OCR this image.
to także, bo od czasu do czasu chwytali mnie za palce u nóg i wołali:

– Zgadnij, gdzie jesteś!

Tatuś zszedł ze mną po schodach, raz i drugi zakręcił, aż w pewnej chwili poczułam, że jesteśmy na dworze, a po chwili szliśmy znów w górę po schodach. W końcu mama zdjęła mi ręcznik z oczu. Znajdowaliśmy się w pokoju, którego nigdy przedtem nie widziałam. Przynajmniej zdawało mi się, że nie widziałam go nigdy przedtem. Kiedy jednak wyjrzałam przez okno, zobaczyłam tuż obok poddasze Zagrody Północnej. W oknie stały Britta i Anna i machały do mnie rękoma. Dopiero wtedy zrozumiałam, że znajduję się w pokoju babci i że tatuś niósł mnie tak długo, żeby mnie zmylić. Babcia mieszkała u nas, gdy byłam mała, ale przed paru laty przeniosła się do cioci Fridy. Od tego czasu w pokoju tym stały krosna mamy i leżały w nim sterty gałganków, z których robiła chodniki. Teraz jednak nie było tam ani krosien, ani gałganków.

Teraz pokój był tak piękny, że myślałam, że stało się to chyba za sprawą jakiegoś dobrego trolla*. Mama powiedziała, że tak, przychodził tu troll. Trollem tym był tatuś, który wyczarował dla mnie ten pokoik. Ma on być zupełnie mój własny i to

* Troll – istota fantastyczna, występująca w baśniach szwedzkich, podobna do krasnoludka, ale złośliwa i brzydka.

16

--

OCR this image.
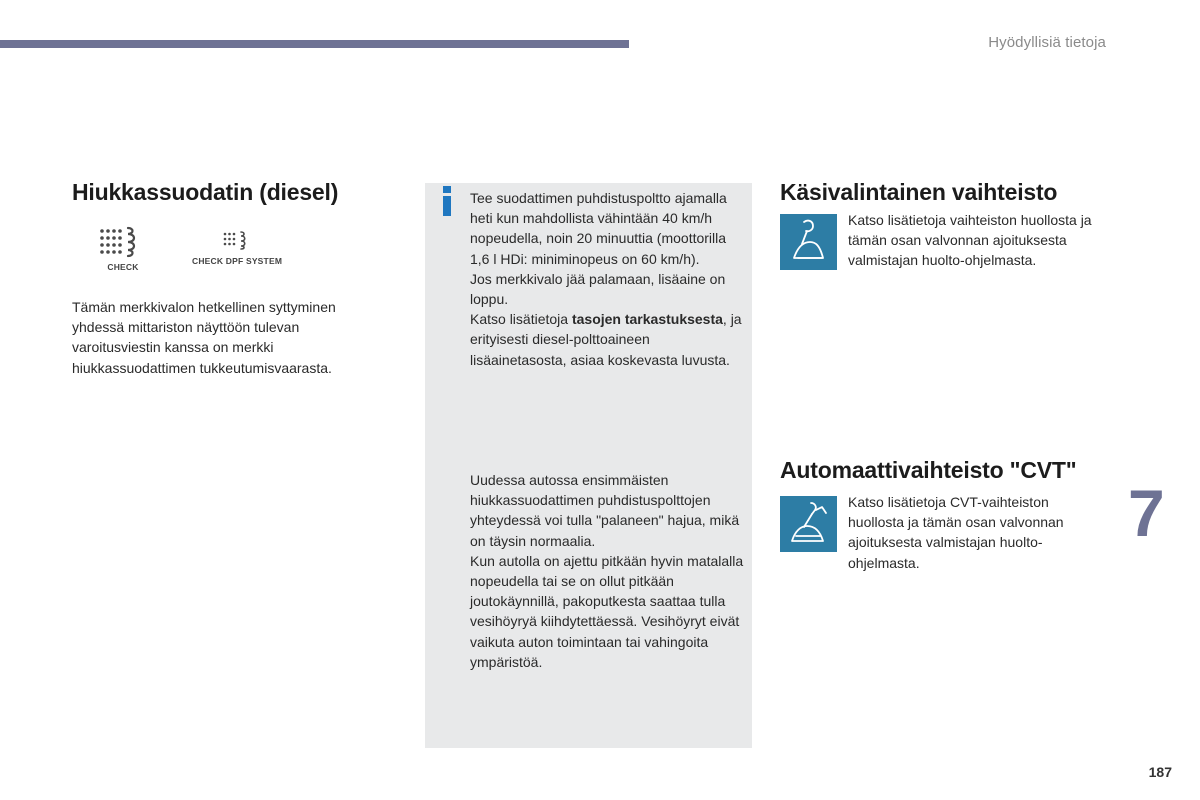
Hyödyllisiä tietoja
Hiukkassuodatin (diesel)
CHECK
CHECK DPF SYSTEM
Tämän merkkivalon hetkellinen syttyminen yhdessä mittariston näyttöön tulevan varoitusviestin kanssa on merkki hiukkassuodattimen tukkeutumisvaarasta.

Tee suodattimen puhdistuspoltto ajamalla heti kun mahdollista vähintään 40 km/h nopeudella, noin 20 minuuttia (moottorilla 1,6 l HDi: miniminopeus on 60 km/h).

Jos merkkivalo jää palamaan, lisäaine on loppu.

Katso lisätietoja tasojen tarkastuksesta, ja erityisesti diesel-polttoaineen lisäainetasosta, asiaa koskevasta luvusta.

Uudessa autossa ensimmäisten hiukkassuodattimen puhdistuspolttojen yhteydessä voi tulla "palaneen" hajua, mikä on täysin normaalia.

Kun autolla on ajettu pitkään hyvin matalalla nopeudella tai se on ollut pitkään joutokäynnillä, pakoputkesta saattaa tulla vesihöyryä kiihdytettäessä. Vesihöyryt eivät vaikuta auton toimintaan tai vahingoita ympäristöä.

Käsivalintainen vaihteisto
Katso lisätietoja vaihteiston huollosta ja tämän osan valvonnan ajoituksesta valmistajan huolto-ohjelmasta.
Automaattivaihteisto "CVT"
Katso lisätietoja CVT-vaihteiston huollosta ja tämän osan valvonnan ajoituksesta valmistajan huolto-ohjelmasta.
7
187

* [DO THIS] Using the entries above, find all lines with "Katso". Copy them.

* [SOLUTION FOR THIS EXERCISE]
Katso lisätietoja tasojen tarkastuksesta, ja erityisesti diesel-polttoaineen lisäainetasosta, asiaa koskevasta luvusta.
Katso lisätietoja vaihteiston huollosta ja tämän osan valvonnan ajoituksesta valmistajan huolto-ohjelmasta.
Katso lisätietoja CVT-vaihteiston huollosta ja tämän osan valvonnan ajoituksesta valmistajan huolto-ohjelmasta.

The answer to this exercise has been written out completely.